• _Written instruction_
Output every line of the listing below verbatim, leaving out the pictures.

+++ Data for the task

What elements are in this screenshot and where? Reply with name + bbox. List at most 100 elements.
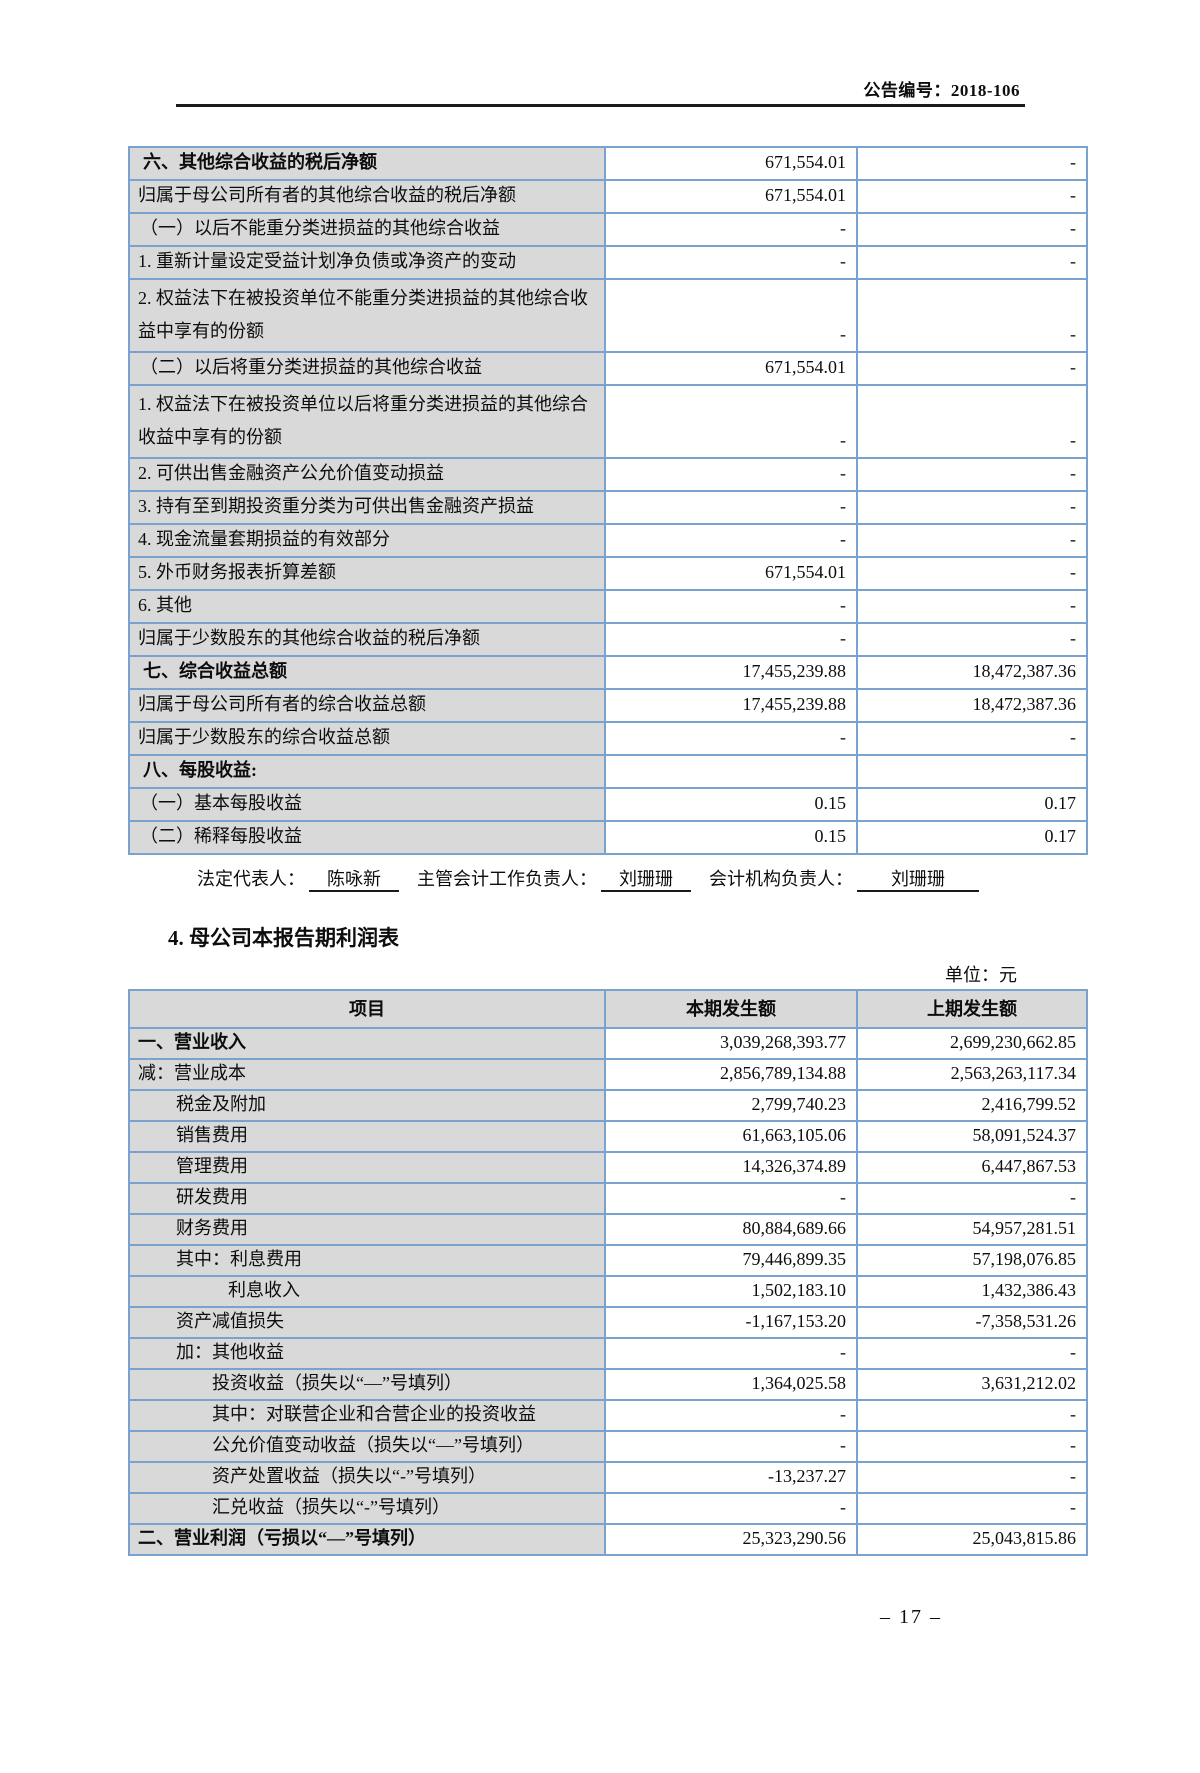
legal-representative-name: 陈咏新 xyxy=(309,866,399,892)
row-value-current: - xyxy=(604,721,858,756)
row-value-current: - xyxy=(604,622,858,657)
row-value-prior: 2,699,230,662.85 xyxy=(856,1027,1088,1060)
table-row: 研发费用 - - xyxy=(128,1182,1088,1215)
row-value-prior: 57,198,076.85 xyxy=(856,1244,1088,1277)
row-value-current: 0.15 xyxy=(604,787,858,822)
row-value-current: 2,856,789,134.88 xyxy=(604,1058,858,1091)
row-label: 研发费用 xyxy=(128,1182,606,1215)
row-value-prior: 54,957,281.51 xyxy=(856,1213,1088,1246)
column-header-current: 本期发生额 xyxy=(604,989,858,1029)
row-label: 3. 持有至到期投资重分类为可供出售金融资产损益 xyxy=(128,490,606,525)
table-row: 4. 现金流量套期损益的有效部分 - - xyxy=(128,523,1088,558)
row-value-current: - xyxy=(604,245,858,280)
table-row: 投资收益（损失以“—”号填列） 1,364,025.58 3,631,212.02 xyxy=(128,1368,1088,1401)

++++++

• _Answer to this problem_
What elements are in this screenshot and where? Reply with name + bbox. List at most 100 elements.
legal-representative-name: 陈咏新 xyxy=(309,866,399,892)
row-value-current: - xyxy=(604,721,858,756)
row-value-current: - xyxy=(604,622,858,657)
row-value-prior: 2,699,230,662.85 xyxy=(856,1027,1088,1060)
table-row: 研发费用 - - xyxy=(128,1182,1088,1215)
row-value-prior: 57,198,076.85 xyxy=(856,1244,1088,1277)
row-value-current: 0.15 xyxy=(604,787,858,822)
row-value-current: 2,856,789,134.88 xyxy=(604,1058,858,1091)
row-label: 研发费用 xyxy=(128,1182,606,1215)
row-value-prior: 54,957,281.51 xyxy=(856,1213,1088,1246)
column-header-current: 本期发生额 xyxy=(604,989,858,1029)
row-label: 3. 持有至到期投资重分类为可供出售金融资产损益 xyxy=(128,490,606,525)
table-row: 4. 现金流量套期损益的有效部分 - - xyxy=(128,523,1088,558)
row-value-current: - xyxy=(604,245,858,280)
table-row: 投资收益（损失以“—”号填列） 1,364,025.58 3,631,212.02 xyxy=(128,1368,1088,1401)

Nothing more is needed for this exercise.